| TASK DETAILS |
List each line of the data in which the string "text" appears.
--- START EXCERPTED RECORDS ---
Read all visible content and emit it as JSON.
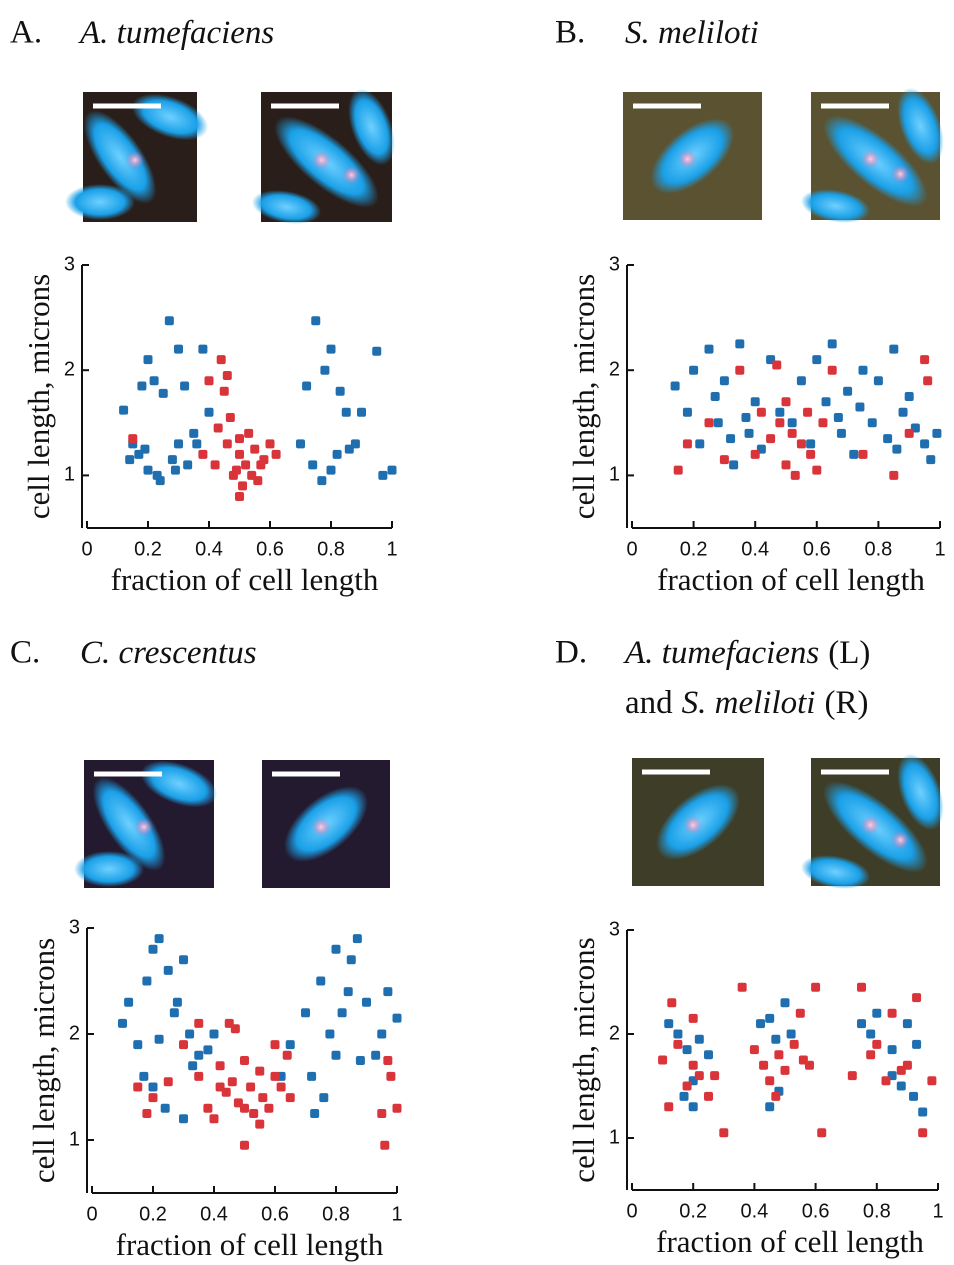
{
  "chart_data": [
    {
      "type": "scatter",
      "panel": "A.",
      "title": [
        [
          {
            "text": "A. tumefaciens",
            "italic": true
          }
        ]
      ],
      "x_label": "fraction of cell length",
      "y_label": "cell length, microns",
      "xlim": [
        0,
        1
      ],
      "ylim": [
        0.5,
        3
      ],
      "xticks": [
        0,
        0.2,
        0.4,
        0.6,
        0.8,
        1
      ],
      "yticks": [
        1,
        2,
        3
      ],
      "series": [
        {
          "color": "#1f6fb0",
          "x": [
            0.12,
            0.15,
            0.18,
            0.2,
            0.22,
            0.25,
            0.27,
            0.3,
            0.32,
            0.35,
            0.17,
            0.2,
            0.23,
            0.28,
            0.3,
            0.33,
            0.38,
            0.14,
            0.19,
            0.24,
            0.29,
            0.36,
            0.4,
            0.7,
            0.72,
            0.75,
            0.78,
            0.8,
            0.83,
            0.85,
            0.88,
            0.74,
            0.77,
            0.8,
            0.82,
            0.86,
            0.9,
            0.95,
            0.97,
            1
          ],
          "values": [
            1.62,
            1.3,
            1.85,
            2.1,
            1.9,
            1.78,
            2.47,
            2.2,
            1.85,
            1.4,
            1.2,
            1.05,
            1,
            1.15,
            1.3,
            1.1,
            2.2,
            1.15,
            1.25,
            0.95,
            1.05,
            1.3,
            1.6,
            1.3,
            1.85,
            2.47,
            2,
            2.2,
            1.8,
            1.6,
            1.3,
            1.1,
            0.95,
            1.05,
            1.2,
            1.25,
            1.6,
            2.18,
            1,
            1.05
          ]
        },
        {
          "color": "#d9343a",
          "x": [
            0.15,
            0.38,
            0.42,
            0.44,
            0.45,
            0.46,
            0.48,
            0.5,
            0.5,
            0.52,
            0.53,
            0.55,
            0.56,
            0.58,
            0.6,
            0.47,
            0.49,
            0.51,
            0.54,
            0.43,
            0.57,
            0.62,
            0.46,
            0.5,
            0.4
          ],
          "values": [
            1.35,
            1.2,
            1.1,
            2.1,
            1.8,
            1.3,
            1,
            1.2,
            0.8,
            1.1,
            1.4,
            1.25,
            0.95,
            1.15,
            1.3,
            1.55,
            1.05,
            0.9,
            1,
            1.45,
            1.1,
            1.2,
            1.95,
            1.35,
            1.9
          ]
        }
      ]
    },
    {
      "type": "scatter",
      "panel": "B.",
      "title": [
        [
          {
            "text": "S. meliloti",
            "italic": true
          }
        ]
      ],
      "x_label": "fraction of cell length",
      "y_label": "cell length, microns",
      "xlim": [
        0,
        1
      ],
      "ylim": [
        0.5,
        3
      ],
      "xticks": [
        0,
        0.2,
        0.4,
        0.6,
        0.8,
        1
      ],
      "yticks": [
        1,
        2,
        3
      ],
      "series": [
        {
          "color": "#1f6fb0",
          "x": [
            0.14,
            0.18,
            0.2,
            0.22,
            0.25,
            0.28,
            0.3,
            0.33,
            0.35,
            0.38,
            0.4,
            0.42,
            0.45,
            0.48,
            0.52,
            0.55,
            0.58,
            0.6,
            0.63,
            0.65,
            0.68,
            0.7,
            0.72,
            0.75,
            0.78,
            0.8,
            0.83,
            0.85,
            0.88,
            0.9,
            0.92,
            0.95,
            0.97,
            0.99,
            0.27,
            0.32,
            0.37,
            0.67,
            0.74,
            0.86
          ],
          "values": [
            1.85,
            1.6,
            2,
            1.3,
            2.2,
            1.5,
            1.9,
            1.1,
            2.25,
            1.4,
            1.7,
            1.25,
            2.1,
            1.6,
            1.5,
            1.9,
            1.3,
            2.1,
            1.7,
            2.25,
            1.4,
            1.8,
            1.2,
            2,
            1.5,
            1.9,
            1.35,
            2.2,
            1.6,
            1.75,
            1.45,
            1.3,
            1.15,
            1.4,
            1.75,
            1.35,
            1.55,
            1.55,
            1.65,
            1.25
          ]
        },
        {
          "color": "#d9343a",
          "x": [
            0.15,
            0.18,
            0.25,
            0.35,
            0.4,
            0.42,
            0.45,
            0.48,
            0.5,
            0.52,
            0.55,
            0.58,
            0.6,
            0.62,
            0.5,
            0.53,
            0.57,
            0.47,
            0.85,
            0.9,
            0.95,
            0.96,
            0.65,
            0.75,
            0.3
          ],
          "values": [
            1.05,
            1.3,
            1.5,
            2,
            1.2,
            1.6,
            1.35,
            1.5,
            1.1,
            1.4,
            1.3,
            1.2,
            1.05,
            1.5,
            1.7,
            1,
            1.6,
            2.05,
            1,
            1.4,
            2.1,
            1.9,
            2,
            1.2,
            1.15
          ]
        }
      ]
    },
    {
      "type": "scatter",
      "panel": "C.",
      "title": [
        [
          {
            "text": "C. crescentus",
            "italic": true
          }
        ]
      ],
      "x_label": "fraction of cell length",
      "y_label": "cell length, microns",
      "xlim": [
        0,
        1
      ],
      "ylim": [
        0.5,
        3
      ],
      "xticks": [
        0,
        0.2,
        0.4,
        0.6,
        0.8,
        1
      ],
      "yticks": [
        1,
        2,
        3
      ],
      "series": [
        {
          "color": "#1f6fb0",
          "x": [
            0.1,
            0.12,
            0.15,
            0.18,
            0.2,
            0.22,
            0.25,
            0.27,
            0.3,
            0.32,
            0.35,
            0.17,
            0.22,
            0.28,
            0.33,
            0.38,
            0.24,
            0.3,
            0.4,
            0.2,
            0.7,
            0.72,
            0.75,
            0.78,
            0.8,
            0.82,
            0.85,
            0.87,
            0.9,
            0.93,
            0.95,
            0.97,
            1,
            0.76,
            0.8,
            0.84,
            0.88,
            0.73,
            0.62,
            0.65
          ],
          "values": [
            2.1,
            2.3,
            1.9,
            2.5,
            2.8,
            2.9,
            2.6,
            2.2,
            2.7,
            2,
            1.8,
            1.6,
            1.95,
            2.3,
            1.7,
            1.85,
            1.3,
            1.2,
            2,
            1.5,
            2.2,
            1.6,
            2.5,
            2,
            2.8,
            2.2,
            2.7,
            2.9,
            2.3,
            1.8,
            2,
            2.4,
            2.15,
            1.4,
            1.8,
            2.4,
            1.75,
            1.25,
            1.6,
            1.9
          ]
        },
        {
          "color": "#d9343a",
          "x": [
            0.15,
            0.18,
            0.2,
            0.3,
            0.35,
            0.38,
            0.4,
            0.42,
            0.44,
            0.45,
            0.46,
            0.48,
            0.5,
            0.5,
            0.52,
            0.53,
            0.55,
            0.56,
            0.58,
            0.6,
            0.62,
            0.64,
            0.42,
            0.47,
            0.5,
            0.55,
            0.6,
            0.97,
            0.96,
            1,
            0.95,
            0.98,
            0.35,
            0.65,
            0.25
          ],
          "values": [
            1.5,
            1.25,
            1.4,
            1.9,
            1.6,
            1.3,
            1.2,
            1.7,
            1.45,
            2.1,
            1.55,
            1.35,
            1.75,
            0.95,
            1.5,
            1.25,
            1.65,
            1.4,
            1.3,
            1.6,
            1.5,
            1.8,
            1.5,
            2.05,
            1.3,
            1.15,
            1.9,
            1.75,
            0.95,
            1.3,
            1.25,
            1.6,
            2.1,
            1.4,
            1.55
          ]
        }
      ]
    },
    {
      "type": "scatter",
      "panel": "D.",
      "title": [
        [
          {
            "text": "A. tumefaciens",
            "italic": true
          },
          {
            "text": "(L)",
            "italic": false
          }
        ],
        [
          {
            "text": "and",
            "italic": false
          },
          {
            "text": "S. meliloti",
            "italic": true
          },
          {
            "text": "(R)",
            "italic": false
          }
        ]
      ],
      "x_label": "fraction of cell length",
      "y_label": "cell length, microns",
      "xlim": [
        0,
        1
      ],
      "ylim": [
        0.5,
        3
      ],
      "xticks": [
        0,
        0.2,
        0.4,
        0.6,
        0.8,
        1
      ],
      "yticks": [
        1,
        2,
        3
      ],
      "series": [
        {
          "color": "#1f6fb0",
          "x": [
            0.12,
            0.15,
            0.18,
            0.2,
            0.22,
            0.25,
            0.17,
            0.2,
            0.42,
            0.45,
            0.47,
            0.5,
            0.52,
            0.45,
            0.48,
            0.75,
            0.78,
            0.8,
            0.85,
            0.88,
            0.9,
            0.93,
            0.95,
            0.85,
            0.92
          ],
          "values": [
            2.1,
            2,
            1.85,
            1.3,
            1.95,
            1.8,
            1.4,
            1.55,
            2.1,
            2.15,
            1.95,
            2.3,
            2,
            1.3,
            1.45,
            2.1,
            2,
            2.2,
            1.85,
            1.5,
            2.1,
            1.9,
            1.25,
            1.6,
            1.4
          ]
        },
        {
          "color": "#d9343a",
          "x": [
            0.1,
            0.13,
            0.15,
            0.18,
            0.2,
            0.22,
            0.25,
            0.27,
            0.3,
            0.36,
            0.12,
            0.2,
            0.4,
            0.43,
            0.45,
            0.48,
            0.5,
            0.53,
            0.55,
            0.58,
            0.6,
            0.62,
            0.47,
            0.56,
            0.72,
            0.75,
            0.78,
            0.8,
            0.83,
            0.85,
            0.88,
            0.9,
            0.93,
            0.95,
            0.98
          ],
          "values": [
            1.75,
            2.3,
            1.9,
            1.5,
            1.7,
            1.6,
            1.4,
            1.6,
            1.05,
            2.45,
            1.3,
            2.15,
            1.85,
            1.7,
            1.55,
            1.8,
            1.65,
            1.9,
            2.2,
            1.7,
            2.45,
            1.05,
            1.4,
            1.75,
            1.6,
            2.45,
            1.8,
            1.9,
            1.55,
            2.2,
            1.65,
            1.7,
            2.35,
            1.05,
            1.55
          ]
        }
      ]
    }
  ]
}
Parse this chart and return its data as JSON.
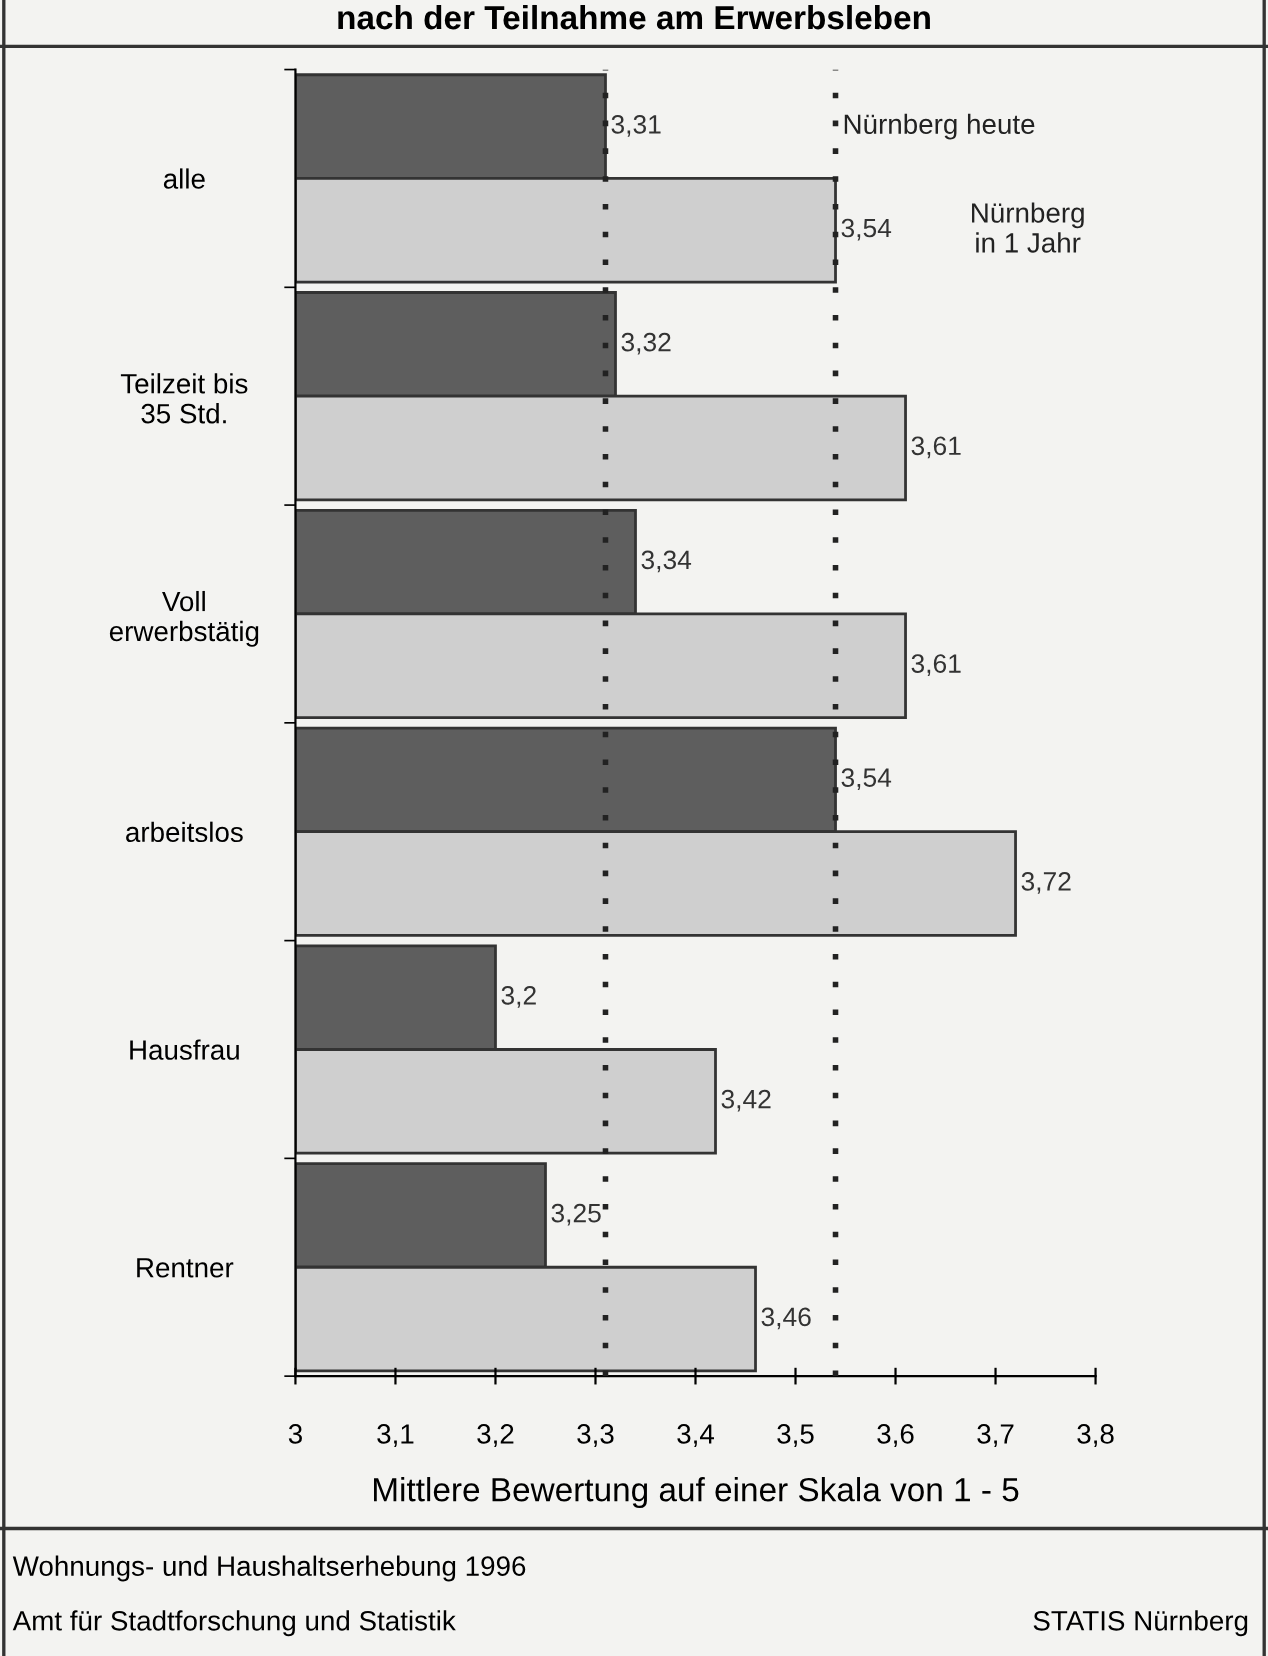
{
  "chart_data": {
    "type": "bar",
    "orientation": "horizontal",
    "title": "nach der Teilnahme am Erwerbsleben",
    "xlabel": "Mittlere Bewertung auf einer Skala von 1 - 5",
    "categories": [
      "alle",
      "Teilzeit bis\n35 Std.",
      "Voll\nerwerbstätig",
      "arbeitslos",
      "Hausfrau",
      "Rentner"
    ],
    "series": [
      {
        "name": "Nürnberg heute",
        "color": "#5e5e5e",
        "values": [
          3.31,
          3.32,
          3.34,
          3.54,
          3.2,
          3.25
        ],
        "value_labels": [
          "3,31",
          "3,32",
          "3,34",
          "3,54",
          "3,2",
          "3,25"
        ]
      },
      {
        "name": "Nürnberg\nin 1 Jahr",
        "color": "#cfcfcf",
        "values": [
          3.54,
          3.61,
          3.61,
          3.72,
          3.42,
          3.46
        ],
        "value_labels": [
          "3,54",
          "3,61",
          "3,61",
          "3,72",
          "3,42",
          "3,46"
        ]
      }
    ],
    "xlim": [
      3,
      3.8
    ],
    "xticks": [
      {
        "value": 3,
        "label": "3"
      },
      {
        "value": 3.1,
        "label": "3,1"
      },
      {
        "value": 3.2,
        "label": "3,2"
      },
      {
        "value": 3.3,
        "label": "3,3"
      },
      {
        "value": 3.4,
        "label": "3,4"
      },
      {
        "value": 3.5,
        "label": "3,5"
      },
      {
        "value": 3.6,
        "label": "3,6"
      },
      {
        "value": 3.7,
        "label": "3,7"
      },
      {
        "value": 3.8,
        "label": "3,8"
      }
    ],
    "ref_lines": [
      {
        "axis": "x",
        "value": 3.31,
        "line_style": "dotted",
        "color": "#222222"
      },
      {
        "axis": "x",
        "value": 3.54,
        "line_style": "dotted",
        "color": "#222222"
      }
    ],
    "annotations": [
      "Wohnungs- und Haushaltserhebung 1996",
      "Amt für Stadtforschung und Statistik",
      "STATIS Nürnberg"
    ],
    "grid": false,
    "legend": false
  }
}
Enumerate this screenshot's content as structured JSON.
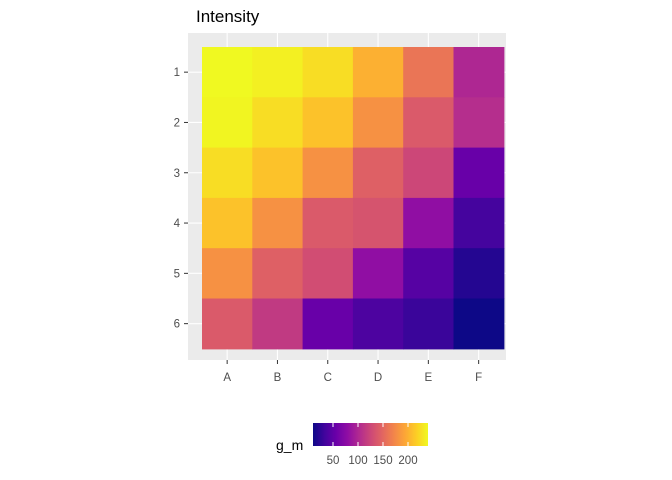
{
  "chart_data": {
    "type": "heatmap",
    "title": "Intensity",
    "xlabel": "",
    "ylabel": "",
    "x_categories": [
      "A",
      "B",
      "C",
      "D",
      "E",
      "F"
    ],
    "y_categories": [
      "1",
      "2",
      "3",
      "4",
      "5",
      "6"
    ],
    "values": [
      [
        240,
        235,
        225,
        200,
        160,
        100
      ],
      [
        238,
        225,
        210,
        180,
        140,
        105
      ],
      [
        225,
        210,
        180,
        145,
        125,
        55
      ],
      [
        210,
        180,
        140,
        135,
        80,
        35
      ],
      [
        180,
        145,
        130,
        80,
        45,
        20
      ],
      [
        140,
        115,
        55,
        40,
        30,
        5
      ]
    ],
    "legend": {
      "title": "g_m",
      "position": "bottom",
      "ticks": [
        50,
        100,
        150,
        200
      ],
      "range": [
        10,
        240
      ],
      "colormap": "plasma"
    },
    "panel_background": "#ebebeb",
    "grid": true
  }
}
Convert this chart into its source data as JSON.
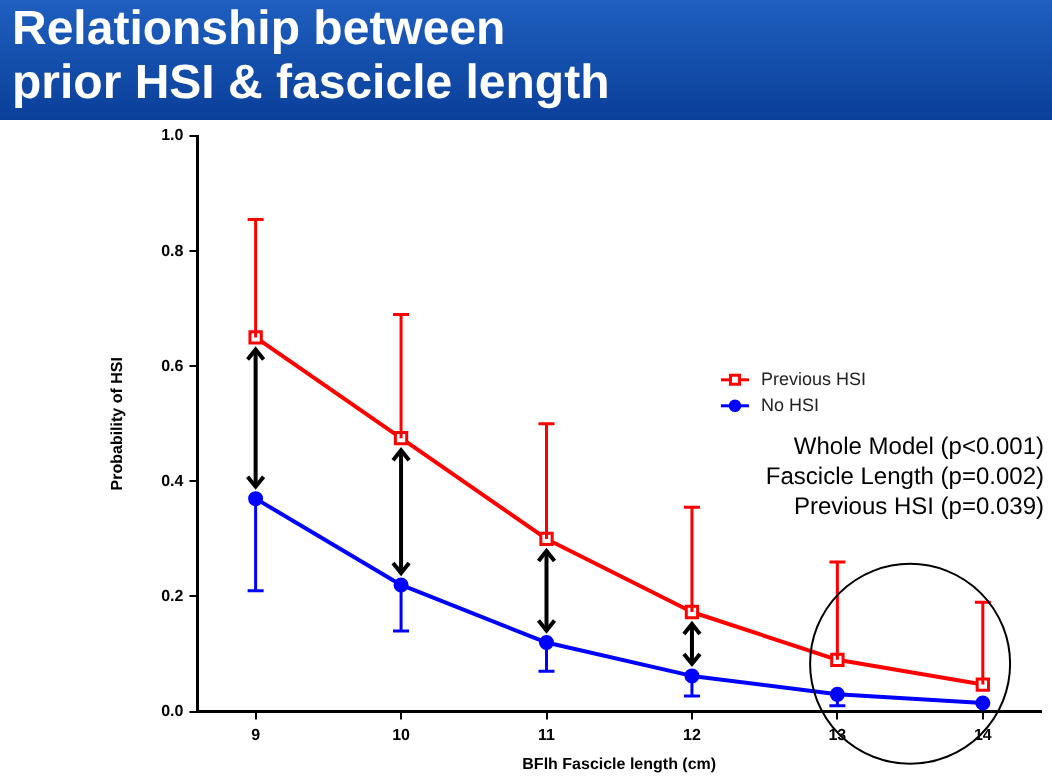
{
  "chart_data": {
    "type": "line",
    "title": "Relationship between\nprior HSI & fascicle length",
    "xlabel": "BFlh Fascicle length (cm)",
    "ylabel": "Probability of HSI",
    "x": [
      9,
      10,
      11,
      12,
      13,
      14
    ],
    "xlim": [
      8.6,
      14.4
    ],
    "xticks": [
      9,
      10,
      11,
      12,
      13,
      14
    ],
    "ylim": [
      0,
      1
    ],
    "yticks": [
      {
        "value": 0,
        "label": "0.0"
      },
      {
        "value": 0.2,
        "label": "0.2"
      },
      {
        "value": 0.4,
        "label": "0.4"
      },
      {
        "value": 0.6,
        "label": "0.6"
      },
      {
        "value": 0.8,
        "label": "0.8"
      },
      {
        "value": 1,
        "label": "1.0"
      }
    ],
    "series": [
      {
        "name": "Previous HSI",
        "color": "#ff0000",
        "marker": "square",
        "values": [
          0.65,
          0.475,
          0.3,
          0.173,
          0.09,
          0.047
        ],
        "errors": [
          [
            0.65,
            0.855
          ],
          [
            0.475,
            0.69
          ],
          [
            0.3,
            0.5
          ],
          [
            0.173,
            0.355
          ],
          [
            0.09,
            0.26
          ],
          [
            0.047,
            0.19
          ]
        ]
      },
      {
        "name": "No HSI",
        "color": "#0000ff",
        "marker": "circle",
        "values": [
          0.37,
          0.22,
          0.12,
          0.062,
          0.03,
          0.015
        ],
        "errors": [
          [
            0.21,
            0.37
          ],
          [
            0.14,
            0.22
          ],
          [
            0.07,
            0.12
          ],
          [
            0.027,
            0.062
          ],
          [
            0.01,
            0.03
          ],
          null
        ]
      }
    ],
    "annotations": [
      "Whole Model (p<0.001)",
      "Fascicle Length (p=0.002)",
      "Previous HSI (p=0.039)"
    ],
    "legend": "right",
    "grid": false,
    "line_style": "solid"
  }
}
--- END EXCERPTED RECORDS ---
| EXERCISE SOLUTION |
            "text": "A. tumefaciens",
            "text": "S. meliloti",
            "text": "C. crescentus",
            "text": "A. tumefaciens",
            "text": "(L)",
            "text": "and",
            "text": "S. meliloti",
            "text": "(R)",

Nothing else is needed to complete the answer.